WHAT YOU SHOULD DO: Your task is to reproduce the entries below word for word.

RECORDS SUPPLIED:
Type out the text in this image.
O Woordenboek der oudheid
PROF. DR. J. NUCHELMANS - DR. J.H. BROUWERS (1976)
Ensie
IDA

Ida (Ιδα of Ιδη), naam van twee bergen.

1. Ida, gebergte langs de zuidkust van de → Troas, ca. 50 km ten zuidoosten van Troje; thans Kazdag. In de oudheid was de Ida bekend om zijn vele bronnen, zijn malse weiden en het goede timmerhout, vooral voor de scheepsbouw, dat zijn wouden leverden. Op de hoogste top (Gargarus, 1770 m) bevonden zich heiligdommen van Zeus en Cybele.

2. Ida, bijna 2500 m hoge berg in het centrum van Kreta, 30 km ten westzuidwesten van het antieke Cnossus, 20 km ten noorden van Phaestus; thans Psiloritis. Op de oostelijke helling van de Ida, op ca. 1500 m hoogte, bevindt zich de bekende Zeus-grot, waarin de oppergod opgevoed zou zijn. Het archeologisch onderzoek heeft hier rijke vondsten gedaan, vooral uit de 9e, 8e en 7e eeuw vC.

RESPONSE:
Type out the text in this image.
O Woordenboek der oudheid
PROF. DR. J. NUCHELMANS - DR. J.H. BROUWERS (1976)
Ensie
IDA

Ida (Ιδα of Ιδη), naam van twee bergen.

1. Ida, gebergte langs de zuidkust van de → Troas, ca. 50 km ten zuidoosten van Troje; thans Kazdag. In de oudheid was de Ida bekend om zijn vele bronnen, zijn malse weiden en het goede timmerhout, vooral voor de scheepsbouw, dat zijn wouden leverden. Op de hoogste top (Gargarus, 1770 m) bevonden zich heiligdommen van Zeus en Cybele.

2. Ida, bijna 2500 m hoge berg in het centrum van Kreta, 30 km ten westzuidwesten van het antieke Cnossus, 20 km ten noorden van Phaestus; thans Psiloritis. Op de oostelijke helling van de Ida, op ca. 1500 m hoogte, bevindt zich de bekende Zeus-grot, waarin de oppergod opgevoed zou zijn. Het archeologisch onderzoek heeft hier rijke vondsten gedaan, vooral uit de 9e, 8e en 7e eeuw vC.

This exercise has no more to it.